- _WHAT THIS TASK INVOLVES_
Find the string "JSON" in the records. Copy every line it appears in.
>> Start TASK DATA
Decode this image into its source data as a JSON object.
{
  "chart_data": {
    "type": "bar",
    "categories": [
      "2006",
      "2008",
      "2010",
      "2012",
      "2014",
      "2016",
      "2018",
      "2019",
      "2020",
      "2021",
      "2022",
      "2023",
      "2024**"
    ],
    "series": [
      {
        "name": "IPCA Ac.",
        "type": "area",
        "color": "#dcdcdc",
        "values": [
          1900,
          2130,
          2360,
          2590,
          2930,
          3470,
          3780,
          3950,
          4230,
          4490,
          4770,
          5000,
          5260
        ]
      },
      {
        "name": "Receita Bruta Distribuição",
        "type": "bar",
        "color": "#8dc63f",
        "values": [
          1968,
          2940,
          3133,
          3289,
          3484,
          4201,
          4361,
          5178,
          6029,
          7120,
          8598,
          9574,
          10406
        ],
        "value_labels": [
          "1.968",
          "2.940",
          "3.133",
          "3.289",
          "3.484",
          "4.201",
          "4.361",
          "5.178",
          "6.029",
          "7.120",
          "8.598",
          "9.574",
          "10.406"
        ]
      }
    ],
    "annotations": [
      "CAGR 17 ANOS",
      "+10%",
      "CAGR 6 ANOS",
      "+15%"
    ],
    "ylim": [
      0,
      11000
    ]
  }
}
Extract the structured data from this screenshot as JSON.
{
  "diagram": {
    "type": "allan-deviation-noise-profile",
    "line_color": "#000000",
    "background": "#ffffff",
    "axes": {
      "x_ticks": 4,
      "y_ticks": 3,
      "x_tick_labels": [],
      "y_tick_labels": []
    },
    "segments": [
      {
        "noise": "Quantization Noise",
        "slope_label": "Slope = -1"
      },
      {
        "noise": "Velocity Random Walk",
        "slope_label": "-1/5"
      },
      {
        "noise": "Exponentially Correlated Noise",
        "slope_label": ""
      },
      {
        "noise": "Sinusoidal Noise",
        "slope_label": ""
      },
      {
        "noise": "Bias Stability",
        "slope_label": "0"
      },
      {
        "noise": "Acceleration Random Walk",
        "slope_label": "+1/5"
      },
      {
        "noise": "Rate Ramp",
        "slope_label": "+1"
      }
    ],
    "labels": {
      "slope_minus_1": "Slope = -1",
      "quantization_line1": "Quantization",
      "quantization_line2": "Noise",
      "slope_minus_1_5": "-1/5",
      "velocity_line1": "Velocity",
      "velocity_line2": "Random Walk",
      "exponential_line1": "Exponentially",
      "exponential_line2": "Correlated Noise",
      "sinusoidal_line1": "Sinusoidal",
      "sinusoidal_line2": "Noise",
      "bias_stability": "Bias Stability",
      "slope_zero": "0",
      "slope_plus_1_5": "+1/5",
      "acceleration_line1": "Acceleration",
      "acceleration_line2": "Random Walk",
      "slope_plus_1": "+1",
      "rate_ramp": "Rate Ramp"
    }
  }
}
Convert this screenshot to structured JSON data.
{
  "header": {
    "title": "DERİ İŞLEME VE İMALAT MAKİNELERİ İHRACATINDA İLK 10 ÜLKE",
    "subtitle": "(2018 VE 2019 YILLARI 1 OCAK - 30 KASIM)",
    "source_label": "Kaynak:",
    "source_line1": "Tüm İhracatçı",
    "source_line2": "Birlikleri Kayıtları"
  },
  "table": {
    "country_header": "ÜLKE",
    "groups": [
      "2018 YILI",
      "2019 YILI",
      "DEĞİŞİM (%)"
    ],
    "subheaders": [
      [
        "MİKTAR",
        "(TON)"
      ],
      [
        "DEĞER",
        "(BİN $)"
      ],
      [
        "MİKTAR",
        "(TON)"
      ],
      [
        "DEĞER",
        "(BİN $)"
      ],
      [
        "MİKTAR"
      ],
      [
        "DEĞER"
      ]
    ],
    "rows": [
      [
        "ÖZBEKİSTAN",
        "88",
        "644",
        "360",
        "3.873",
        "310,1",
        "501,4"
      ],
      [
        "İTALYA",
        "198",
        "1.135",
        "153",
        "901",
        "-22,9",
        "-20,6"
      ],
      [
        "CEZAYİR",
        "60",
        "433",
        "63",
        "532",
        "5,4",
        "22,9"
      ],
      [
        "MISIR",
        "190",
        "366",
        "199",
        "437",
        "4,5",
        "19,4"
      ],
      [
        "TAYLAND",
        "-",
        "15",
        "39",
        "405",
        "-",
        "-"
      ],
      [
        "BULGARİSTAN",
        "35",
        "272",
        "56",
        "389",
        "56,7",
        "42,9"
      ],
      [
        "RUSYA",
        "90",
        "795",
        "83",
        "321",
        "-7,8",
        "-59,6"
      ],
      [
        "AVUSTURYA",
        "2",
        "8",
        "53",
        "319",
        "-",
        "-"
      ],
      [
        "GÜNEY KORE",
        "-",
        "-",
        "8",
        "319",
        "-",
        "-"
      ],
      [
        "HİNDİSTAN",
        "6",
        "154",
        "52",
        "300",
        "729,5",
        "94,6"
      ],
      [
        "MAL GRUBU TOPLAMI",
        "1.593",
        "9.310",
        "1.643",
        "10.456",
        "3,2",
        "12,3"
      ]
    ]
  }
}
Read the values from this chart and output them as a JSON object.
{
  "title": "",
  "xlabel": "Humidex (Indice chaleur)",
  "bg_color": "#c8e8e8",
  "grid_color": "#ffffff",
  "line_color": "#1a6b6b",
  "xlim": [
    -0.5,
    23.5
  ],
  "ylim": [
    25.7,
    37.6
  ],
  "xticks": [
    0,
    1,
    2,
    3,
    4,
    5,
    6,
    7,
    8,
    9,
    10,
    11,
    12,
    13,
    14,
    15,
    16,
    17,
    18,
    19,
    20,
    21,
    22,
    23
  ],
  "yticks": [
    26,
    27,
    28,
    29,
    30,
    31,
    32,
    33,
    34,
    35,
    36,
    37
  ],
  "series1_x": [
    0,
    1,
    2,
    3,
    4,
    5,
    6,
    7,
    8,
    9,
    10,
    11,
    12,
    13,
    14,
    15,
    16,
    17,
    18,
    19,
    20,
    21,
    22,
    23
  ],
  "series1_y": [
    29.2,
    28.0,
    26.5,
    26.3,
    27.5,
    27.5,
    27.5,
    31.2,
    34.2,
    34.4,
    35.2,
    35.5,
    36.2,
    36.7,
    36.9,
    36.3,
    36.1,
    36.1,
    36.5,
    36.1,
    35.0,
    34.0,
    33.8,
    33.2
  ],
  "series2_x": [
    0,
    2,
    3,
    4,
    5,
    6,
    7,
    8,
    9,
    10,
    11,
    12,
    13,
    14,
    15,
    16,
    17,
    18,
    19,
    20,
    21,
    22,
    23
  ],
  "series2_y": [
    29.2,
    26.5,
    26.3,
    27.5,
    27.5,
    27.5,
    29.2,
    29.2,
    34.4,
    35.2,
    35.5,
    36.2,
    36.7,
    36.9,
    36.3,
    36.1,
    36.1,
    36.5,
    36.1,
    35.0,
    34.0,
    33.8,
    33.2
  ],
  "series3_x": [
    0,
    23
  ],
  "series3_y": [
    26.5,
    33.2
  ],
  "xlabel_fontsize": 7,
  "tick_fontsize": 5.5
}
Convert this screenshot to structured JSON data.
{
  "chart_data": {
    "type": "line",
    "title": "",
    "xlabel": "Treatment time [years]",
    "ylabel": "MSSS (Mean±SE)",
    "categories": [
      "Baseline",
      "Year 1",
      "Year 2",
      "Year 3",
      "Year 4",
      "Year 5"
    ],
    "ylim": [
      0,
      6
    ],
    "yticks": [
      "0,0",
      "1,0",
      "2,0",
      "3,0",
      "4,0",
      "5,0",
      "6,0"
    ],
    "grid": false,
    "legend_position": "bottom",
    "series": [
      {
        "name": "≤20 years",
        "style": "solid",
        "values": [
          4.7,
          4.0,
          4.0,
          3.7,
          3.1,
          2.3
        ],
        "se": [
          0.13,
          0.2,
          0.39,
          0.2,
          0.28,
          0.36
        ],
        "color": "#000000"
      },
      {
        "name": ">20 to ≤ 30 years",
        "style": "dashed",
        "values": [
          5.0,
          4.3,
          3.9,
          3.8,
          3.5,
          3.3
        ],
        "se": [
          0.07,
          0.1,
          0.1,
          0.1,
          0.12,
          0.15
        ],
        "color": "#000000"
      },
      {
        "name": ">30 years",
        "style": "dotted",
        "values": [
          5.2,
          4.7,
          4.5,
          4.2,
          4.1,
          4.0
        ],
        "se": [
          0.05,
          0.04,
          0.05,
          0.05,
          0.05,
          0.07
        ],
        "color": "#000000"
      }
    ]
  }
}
>> End TASK DATA
- _FULL RESPONSE_
Decode this image into its source data as a JSON object.
Extract the structured data from this screenshot as JSON.
Convert this screenshot to structured JSON data.
Read the values from this chart and output them as a JSON object.
Convert this screenshot to structured JSON data.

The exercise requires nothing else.